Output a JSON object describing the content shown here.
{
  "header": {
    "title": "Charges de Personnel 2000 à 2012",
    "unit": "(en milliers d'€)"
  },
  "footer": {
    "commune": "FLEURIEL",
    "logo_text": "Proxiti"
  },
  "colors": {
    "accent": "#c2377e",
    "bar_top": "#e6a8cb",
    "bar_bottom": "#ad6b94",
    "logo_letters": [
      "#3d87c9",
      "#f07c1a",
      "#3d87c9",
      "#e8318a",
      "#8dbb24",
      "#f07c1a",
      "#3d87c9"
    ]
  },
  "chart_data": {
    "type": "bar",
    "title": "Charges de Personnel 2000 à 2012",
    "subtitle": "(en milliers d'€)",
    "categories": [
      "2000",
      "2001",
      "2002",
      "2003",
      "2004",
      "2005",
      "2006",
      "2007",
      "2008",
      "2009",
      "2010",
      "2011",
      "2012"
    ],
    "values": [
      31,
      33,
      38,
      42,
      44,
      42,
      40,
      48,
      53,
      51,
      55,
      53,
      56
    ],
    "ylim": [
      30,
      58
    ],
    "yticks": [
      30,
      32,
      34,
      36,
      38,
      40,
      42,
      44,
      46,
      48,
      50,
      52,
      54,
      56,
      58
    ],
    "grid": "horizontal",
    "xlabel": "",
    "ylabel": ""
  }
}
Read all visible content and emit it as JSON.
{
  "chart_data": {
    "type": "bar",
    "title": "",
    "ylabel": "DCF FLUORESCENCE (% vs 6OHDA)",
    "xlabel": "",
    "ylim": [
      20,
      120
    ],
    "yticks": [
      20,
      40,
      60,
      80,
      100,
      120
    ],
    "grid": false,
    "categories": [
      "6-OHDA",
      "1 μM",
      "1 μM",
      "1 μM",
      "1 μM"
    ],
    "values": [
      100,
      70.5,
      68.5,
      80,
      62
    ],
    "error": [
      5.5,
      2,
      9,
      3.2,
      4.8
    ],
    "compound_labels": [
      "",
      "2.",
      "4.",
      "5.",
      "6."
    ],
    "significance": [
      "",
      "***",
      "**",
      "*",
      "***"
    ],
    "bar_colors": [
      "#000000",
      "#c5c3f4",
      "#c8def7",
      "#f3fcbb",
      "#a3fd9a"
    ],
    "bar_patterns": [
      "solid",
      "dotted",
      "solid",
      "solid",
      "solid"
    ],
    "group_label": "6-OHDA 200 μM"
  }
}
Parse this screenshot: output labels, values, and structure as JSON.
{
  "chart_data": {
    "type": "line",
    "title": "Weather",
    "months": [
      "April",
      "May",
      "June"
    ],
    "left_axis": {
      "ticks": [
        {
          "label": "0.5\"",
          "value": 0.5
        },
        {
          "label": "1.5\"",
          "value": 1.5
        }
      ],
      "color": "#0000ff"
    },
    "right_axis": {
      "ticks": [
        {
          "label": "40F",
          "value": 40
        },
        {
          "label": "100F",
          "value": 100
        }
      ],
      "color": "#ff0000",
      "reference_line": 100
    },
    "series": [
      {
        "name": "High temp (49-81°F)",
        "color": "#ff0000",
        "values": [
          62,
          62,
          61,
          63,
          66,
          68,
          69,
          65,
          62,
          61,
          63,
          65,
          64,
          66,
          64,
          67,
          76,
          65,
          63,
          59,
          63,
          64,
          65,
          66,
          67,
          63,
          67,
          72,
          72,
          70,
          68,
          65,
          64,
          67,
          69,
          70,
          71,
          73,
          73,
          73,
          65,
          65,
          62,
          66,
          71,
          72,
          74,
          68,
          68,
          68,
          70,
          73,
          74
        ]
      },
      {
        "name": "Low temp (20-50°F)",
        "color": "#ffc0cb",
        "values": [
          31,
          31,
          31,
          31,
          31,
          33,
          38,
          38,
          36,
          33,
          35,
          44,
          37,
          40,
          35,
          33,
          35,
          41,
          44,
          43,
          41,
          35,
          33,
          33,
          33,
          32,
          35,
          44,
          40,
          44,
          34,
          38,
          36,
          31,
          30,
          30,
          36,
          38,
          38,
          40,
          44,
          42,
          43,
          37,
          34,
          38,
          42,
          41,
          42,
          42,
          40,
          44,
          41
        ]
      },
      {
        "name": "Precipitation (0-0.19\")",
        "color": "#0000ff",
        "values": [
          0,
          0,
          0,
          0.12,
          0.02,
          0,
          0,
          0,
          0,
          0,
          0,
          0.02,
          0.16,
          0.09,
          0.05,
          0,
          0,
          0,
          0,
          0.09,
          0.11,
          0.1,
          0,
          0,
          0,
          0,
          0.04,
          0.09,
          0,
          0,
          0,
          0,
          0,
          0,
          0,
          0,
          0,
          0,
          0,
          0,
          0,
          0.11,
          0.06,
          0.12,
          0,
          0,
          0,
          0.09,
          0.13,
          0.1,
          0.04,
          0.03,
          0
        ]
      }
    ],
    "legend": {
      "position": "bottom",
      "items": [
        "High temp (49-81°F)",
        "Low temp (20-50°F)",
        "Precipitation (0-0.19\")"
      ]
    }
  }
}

**Written task**. Above are the records; retype every one exactly.

**Answer to this task**.
Output a JSON object describing the content shown here.
{
  "header": {
    "title": "Charges de Personnel 2000 à 2012",
    "unit": "(en milliers d'€)"
  },
  "footer": {
    "commune": "FLEURIEL",
    "logo_text": "Proxiti"
  },
  "colors": {
    "accent": "#c2377e",
    "bar_top": "#e6a8cb",
    "bar_bottom": "#ad6b94",
    "logo_letters": [
      "#3d87c9",
      "#f07c1a",
      "#3d87c9",
      "#e8318a",
      "#8dbb24",
      "#f07c1a",
      "#3d87c9"
    ]
  },
  "chart_data": {
    "type": "bar",
    "title": "Charges de Personnel 2000 à 2012",
    "subtitle": "(en milliers d'€)",
    "categories": [
      "2000",
      "2001",
      "2002",
      "2003",
      "2004",
      "2005",
      "2006",
      "2007",
      "2008",
      "2009",
      "2010",
      "2011",
      "2012"
    ],
    "values": [
      31,
      33,
      38,
      42,
      44,
      42,
      40,
      48,
      53,
      51,
      55,
      53,
      56
    ],
    "ylim": [
      30,
      58
    ],
    "yticks": [
      30,
      32,
      34,
      36,
      38,
      40,
      42,
      44,
      46,
      48,
      50,
      52,
      54,
      56,
      58
    ],
    "grid": "horizontal",
    "xlabel": "",
    "ylabel": ""
  }
}
Read all visible content and emit it as JSON.
{
  "chart_data": {
    "type": "bar",
    "title": "",
    "ylabel": "DCF FLUORESCENCE (% vs 6OHDA)",
    "xlabel": "",
    "ylim": [
      20,
      120
    ],
    "yticks": [
      20,
      40,
      60,
      80,
      100,
      120
    ],
    "grid": false,
    "categories": [
      "6-OHDA",
      "1 μM",
      "1 μM",
      "1 μM",
      "1 μM"
    ],
    "values": [
      100,
      70.5,
      68.5,
      80,
      62
    ],
    "error": [
      5.5,
      2,
      9,
      3.2,
      4.8
    ],
    "compound_labels": [
      "",
      "2.",
      "4.",
      "5.",
      "6."
    ],
    "significance": [
      "",
      "***",
      "**",
      "*",
      "***"
    ],
    "bar_colors": [
      "#000000",
      "#c5c3f4",
      "#c8def7",
      "#f3fcbb",
      "#a3fd9a"
    ],
    "bar_patterns": [
      "solid",
      "dotted",
      "solid",
      "solid",
      "solid"
    ],
    "group_label": "6-OHDA 200 μM"
  }
}
Parse this screenshot: output labels, values, and structure as JSON.
{
  "chart_data": {
    "type": "line",
    "title": "Weather",
    "months": [
      "April",
      "May",
      "June"
    ],
    "left_axis": {
      "ticks": [
        {
          "label": "0.5\"",
          "value": 0.5
        },
        {
          "label": "1.5\"",
          "value": 1.5
        }
      ],
      "color": "#0000ff"
    },
    "right_axis": {
      "ticks": [
        {
          "label": "40F",
          "value": 40
        },
        {
          "label": "100F",
          "value": 100
        }
      ],
      "color": "#ff0000",
      "reference_line": 100
    },
    "series": [
      {
        "name": "High temp (49-81°F)",
        "color": "#ff0000",
        "values": [
          62,
          62,
          61,
          63,
          66,
          68,
          69,
          65,
          62,
          61,
          63,
          65,
          64,
          66,
          64,
          67,
          76,
          65,
          63,
          59,
          63,
          64,
          65,
          66,
          67,
          63,
          67,
          72,
          72,
          70,
          68,
          65,
          64,
          67,
          69,
          70,
          71,
          73,
          73,
          73,
          65,
          65,
          62,
          66,
          71,
          72,
          74,
          68,
          68,
          68,
          70,
          73,
          74
        ]
      },
      {
        "name": "Low temp (20-50°F)",
        "color": "#ffc0cb",
        "values": [
          31,
          31,
          31,
          31,
          31,
          33,
          38,
          38,
          36,
          33,
          35,
          44,
          37,
          40,
          35,
          33,
          35,
          41,
          44,
          43,
          41,
          35,
          33,
          33,
          33,
          32,
          35,
          44,
          40,
          44,
          34,
          38,
          36,
          31,
          30,
          30,
          36,
          38,
          38,
          40,
          44,
          42,
          43,
          37,
          34,
          38,
          42,
          41,
          42,
          42,
          40,
          44,
          41
        ]
      },
      {
        "name": "Precipitation (0-0.19\")",
        "color": "#0000ff",
        "values": [
          0,
          0,
          0,
          0.12,
          0.02,
          0,
          0,
          0,
          0,
          0,
          0,
          0.02,
          0.16,
          0.09,
          0.05,
          0,
          0,
          0,
          0,
          0.09,
          0.11,
          0.1,
          0,
          0,
          0,
          0,
          0.04,
          0.09,
          0,
          0,
          0,
          0,
          0,
          0,
          0,
          0,
          0,
          0,
          0,
          0,
          0,
          0.11,
          0.06,
          0.12,
          0,
          0,
          0,
          0.09,
          0.13,
          0.1,
          0.04,
          0.03,
          0
        ]
      }
    ],
    "legend": {
      "position": "bottom",
      "items": [
        "High temp (49-81°F)",
        "Low temp (20-50°F)",
        "Precipitation (0-0.19\")"
      ]
    }
  }
}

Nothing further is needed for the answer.